[start of DATASET RECORDS]

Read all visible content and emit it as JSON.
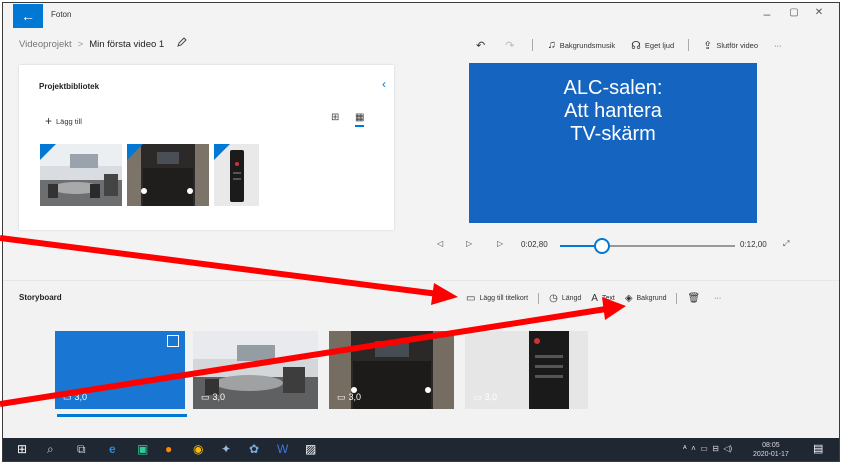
{
  "titlebar": {
    "app_name": "Foton",
    "back_glyph": "←",
    "minimize_glyph": "–",
    "restore_glyph": "▢",
    "close_glyph": "✕"
  },
  "breadcrumb": {
    "root": "Videoprojekt",
    "separator": ">",
    "current": "Min första video 1"
  },
  "toolbar": {
    "undo_glyph": "↶",
    "redo_glyph": "↷",
    "music_label": "Bakgrundsmusik",
    "audio_label": "Eget ljud",
    "finish_label": "Slutför video",
    "more_glyph": "···"
  },
  "library": {
    "title": "Projektbibliotek",
    "add_label": "Lägg till",
    "collapse_glyph": "‹"
  },
  "preview": {
    "lines": [
      "ALC-salen:",
      "Att hantera",
      "TV-skärm"
    ],
    "bg_color": "#1565c0"
  },
  "playback": {
    "current_time": "0:02,80",
    "total_time": "0:12,00",
    "progress": 0.233
  },
  "storyboard": {
    "title": "Storyboard",
    "add_title_card_label": "Lägg till titelkort",
    "duration_label": "Längd",
    "text_label": "Text",
    "background_label": "Bakgrund",
    "more_glyph": "···",
    "cards": [
      {
        "duration": "3,0"
      },
      {
        "duration": "3,0"
      },
      {
        "duration": "3,0"
      },
      {
        "duration": "3,0"
      }
    ]
  },
  "taskbar": {
    "time": "08:05",
    "date": "2020-01-17"
  },
  "colors": {
    "accent": "#0078d4",
    "annotation_arrow": "#ff0000"
  }
}
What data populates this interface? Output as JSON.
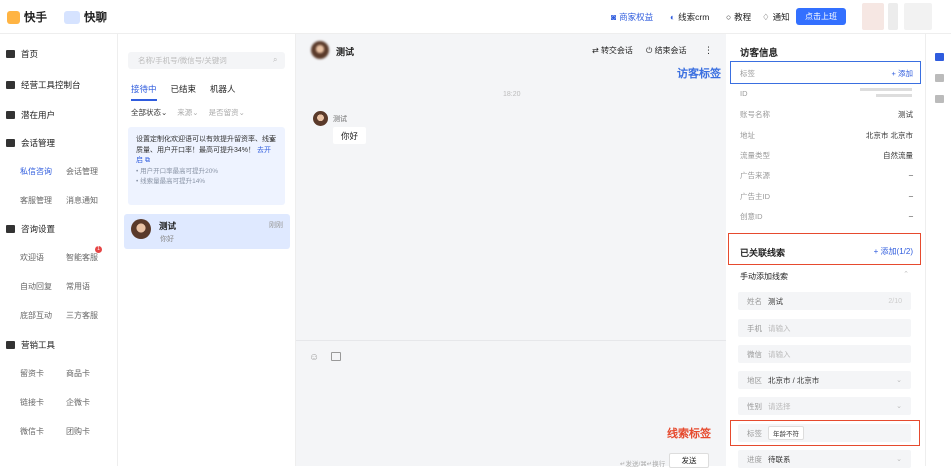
{
  "topbar": {
    "logo_kuaishou": "快手",
    "logo_kuailiao": "快聊",
    "nav": [
      {
        "label": "商家权益",
        "color": "#2f5cde"
      },
      {
        "label": "线索crm",
        "color": "#222"
      },
      {
        "label": "教程",
        "color": "#222"
      },
      {
        "label": "通知",
        "color": "#222"
      }
    ],
    "cta_label": "点击上班"
  },
  "sidebar": {
    "groups": [
      {
        "label": "首页"
      },
      {
        "label": "经营工具控制台"
      },
      {
        "label": "潜在用户"
      },
      {
        "label": "会话管理"
      },
      {
        "label": "咨询设置"
      },
      {
        "label": "营销工具"
      }
    ],
    "items": [
      {
        "label": "私信咨询",
        "active": true
      },
      {
        "label": "会话管理"
      },
      {
        "label": "客服管理"
      },
      {
        "label": "消息通知"
      },
      {
        "label": "欢迎语"
      },
      {
        "label": "智能客服",
        "badge": "1"
      },
      {
        "label": "自动回复"
      },
      {
        "label": "常用语"
      },
      {
        "label": "底部互动"
      },
      {
        "label": "三方客服"
      },
      {
        "label": "留资卡"
      },
      {
        "label": "商品卡"
      },
      {
        "label": "链接卡"
      },
      {
        "label": "企微卡"
      },
      {
        "label": "微信卡"
      },
      {
        "label": "团购卡"
      }
    ]
  },
  "list": {
    "search_placeholder": "名称/手机号/微信号/关键词",
    "tabs": [
      "接待中",
      "已结束",
      "机器人"
    ],
    "filters": [
      "全部状态⌄",
      "来源⌄",
      "是否留资⌄"
    ],
    "tip": {
      "text": "设置定制化欢迎语可以有效提升留资率、线索质量、用户开口率！最高可提升34%！",
      "link": "去开启",
      "close": "×",
      "bullets": [
        "• 用户开口率最高可提升20%",
        "• 线索量最高可提升14%"
      ]
    },
    "conversation": {
      "name": "测试",
      "time": "刚刚",
      "preview": "你好"
    }
  },
  "chat": {
    "title": "测试",
    "transfer": "转交会话",
    "end": "结束会话",
    "more": "⋮",
    "timestamp": "18:20",
    "sender": "测试",
    "message": "你好",
    "send_hint": "↵发送/⌘↵换行",
    "send_label": "发送"
  },
  "visitor": {
    "title": "访客信息",
    "tag_label": "标签",
    "tag_add": "+ 添加",
    "fields": [
      {
        "label": "ID",
        "value": ""
      },
      {
        "label": "账号名称",
        "value": "测试"
      },
      {
        "label": "地址",
        "value": "北京市 北京市"
      },
      {
        "label": "流量类型",
        "value": "自然流量"
      },
      {
        "label": "广告来源",
        "value": "–"
      },
      {
        "label": "广告主ID",
        "value": "–"
      },
      {
        "label": "创意ID",
        "value": "–"
      }
    ]
  },
  "clues": {
    "title": "已关联线索",
    "add": "+ 添加(1/2)",
    "section": "手动添加线索",
    "fields": [
      {
        "label": "姓名",
        "value": "测试",
        "extra": "2/10"
      },
      {
        "label": "手机",
        "placeholder": "请输入"
      },
      {
        "label": "微信",
        "placeholder": "请输入"
      },
      {
        "label": "地区",
        "value": "北京市 / 北京市",
        "chevron": "⌄"
      },
      {
        "label": "性别",
        "placeholder": "请选择",
        "chevron": "⌄"
      },
      {
        "label": "标签",
        "chip": "年龄不符"
      },
      {
        "label": "进度",
        "value": "待联系",
        "chevron": "⌄"
      }
    ]
  },
  "annotations": {
    "visitor_tag": "访客标签",
    "clue_tag": "线索标签"
  },
  "colors": {
    "accent": "#2f5cde",
    "annotation_red": "#e64a2e",
    "annotation_blue": "#3a6fe0"
  }
}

[end of DATASET RECORDS]

STATED EXERCISE: Write the entries above out in full, exactly, with no images.

OUTPUT BELOW:
Read all visible content and emit it as JSON.
{
  "titlebar": {
    "app_name": "Foton",
    "back_glyph": "←",
    "minimize_glyph": "–",
    "restore_glyph": "▢",
    "close_glyph": "✕"
  },
  "breadcrumb": {
    "root": "Videoprojekt",
    "separator": ">",
    "current": "Min första video 1"
  },
  "toolbar": {
    "undo_glyph": "↶",
    "redo_glyph": "↷",
    "music_label": "Bakgrundsmusik",
    "audio_label": "Eget ljud",
    "finish_label": "Slutför video",
    "more_glyph": "···"
  },
  "library": {
    "title": "Projektbibliotek",
    "add_label": "Lägg till",
    "collapse_glyph": "‹"
  },
  "preview": {
    "lines": [
      "ALC-salen:",
      "Att hantera",
      "TV-skärm"
    ],
    "bg_color": "#1565c0"
  },
  "playback": {
    "current_time": "0:02,80",
    "total_time": "0:12,00",
    "progress": 0.233
  },
  "storyboard": {
    "title": "Storyboard",
    "add_title_card_label": "Lägg till titelkort",
    "duration_label": "Längd",
    "text_label": "Text",
    "background_label": "Bakgrund",
    "more_glyph": "···",
    "cards": [
      {
        "duration": "3,0"
      },
      {
        "duration": "3,0"
      },
      {
        "duration": "3,0"
      },
      {
        "duration": "3,0"
      }
    ]
  },
  "taskbar": {
    "time": "08:05",
    "date": "2020-01-17"
  },
  "colors": {
    "accent": "#0078d4",
    "annotation_arrow": "#ff0000"
  }
}
What data populates this interface? Output as JSON.
{
  "topbar": {
    "logo_kuaishou": "快手",
    "logo_kuailiao": "快聊",
    "nav": [
      {
        "label": "商家权益",
        "color": "#2f5cde"
      },
      {
        "label": "线索crm",
        "color": "#222"
      },
      {
        "label": "教程",
        "color": "#222"
      },
      {
        "label": "通知",
        "color": "#222"
      }
    ],
    "cta_label": "点击上班"
  },
  "sidebar": {
    "groups": [
      {
        "label": "首页"
      },
      {
        "label": "经营工具控制台"
      },
      {
        "label": "潜在用户"
      },
      {
        "label": "会话管理"
      },
      {
        "label": "咨询设置"
      },
      {
        "label": "营销工具"
      }
    ],
    "items": [
      {
        "label": "私信咨询",
        "active": true
      },
      {
        "label": "会话管理"
      },
      {
        "label": "客服管理"
      },
      {
        "label": "消息通知"
      },
      {
        "label": "欢迎语"
      },
      {
        "label": "智能客服",
        "badge": "1"
      },
      {
        "label": "自动回复"
      },
      {
        "label": "常用语"
      },
      {
        "label": "底部互动"
      },
      {
        "label": "三方客服"
      },
      {
        "label": "留资卡"
      },
      {
        "label": "商品卡"
      },
      {
        "label": "链接卡"
      },
      {
        "label": "企微卡"
      },
      {
        "label": "微信卡"
      },
      {
        "label": "团购卡"
      }
    ]
  },
  "list": {
    "search_placeholder": "名称/手机号/微信号/关键词",
    "tabs": [
      "接待中",
      "已结束",
      "机器人"
    ],
    "filters": [
      "全部状态⌄",
      "来源⌄",
      "是否留资⌄"
    ],
    "tip": {
      "text": "设置定制化欢迎语可以有效提升留资率、线索质量、用户开口率！最高可提升34%！",
      "link": "去开启",
      "close": "×",
      "bullets": [
        "• 用户开口率最高可提升20%",
        "• 线索量最高可提升14%"
      ]
    },
    "conversation": {
      "name": "测试",
      "time": "刚刚",
      "preview": "你好"
    }
  },
  "chat": {
    "title": "测试",
    "transfer": "转交会话",
    "end": "结束会话",
    "more": "⋮",
    "timestamp": "18:20",
    "sender": "测试",
    "message": "你好",
    "send_hint": "↵发送/⌘↵换行",
    "send_label": "发送"
  },
  "visitor": {
    "title": "访客信息",
    "tag_label": "标签",
    "tag_add": "+ 添加",
    "fields": [
      {
        "label": "ID",
        "value": ""
      },
      {
        "label": "账号名称",
        "value": "测试"
      },
      {
        "label": "地址",
        "value": "北京市 北京市"
      },
      {
        "label": "流量类型",
        "value": "自然流量"
      },
      {
        "label": "广告来源",
        "value": "–"
      },
      {
        "label": "广告主ID",
        "value": "–"
      },
      {
        "label": "创意ID",
        "value": "–"
      }
    ]
  },
  "clues": {
    "title": "已关联线索",
    "add": "+ 添加(1/2)",
    "section": "手动添加线索",
    "fields": [
      {
        "label": "姓名",
        "value": "测试",
        "extra": "2/10"
      },
      {
        "label": "手机",
        "placeholder": "请输入"
      },
      {
        "label": "微信",
        "placeholder": "请输入"
      },
      {
        "label": "地区",
        "value": "北京市 / 北京市",
        "chevron": "⌄"
      },
      {
        "label": "性别",
        "placeholder": "请选择",
        "chevron": "⌄"
      },
      {
        "label": "标签",
        "chip": "年龄不符"
      },
      {
        "label": "进度",
        "value": "待联系",
        "chevron": "⌄"
      }
    ]
  },
  "annotations": {
    "visitor_tag": "访客标签",
    "clue_tag": "线索标签"
  },
  "colors": {
    "accent": "#2f5cde",
    "annotation_red": "#e64a2e",
    "annotation_blue": "#3a6fe0"
  }
}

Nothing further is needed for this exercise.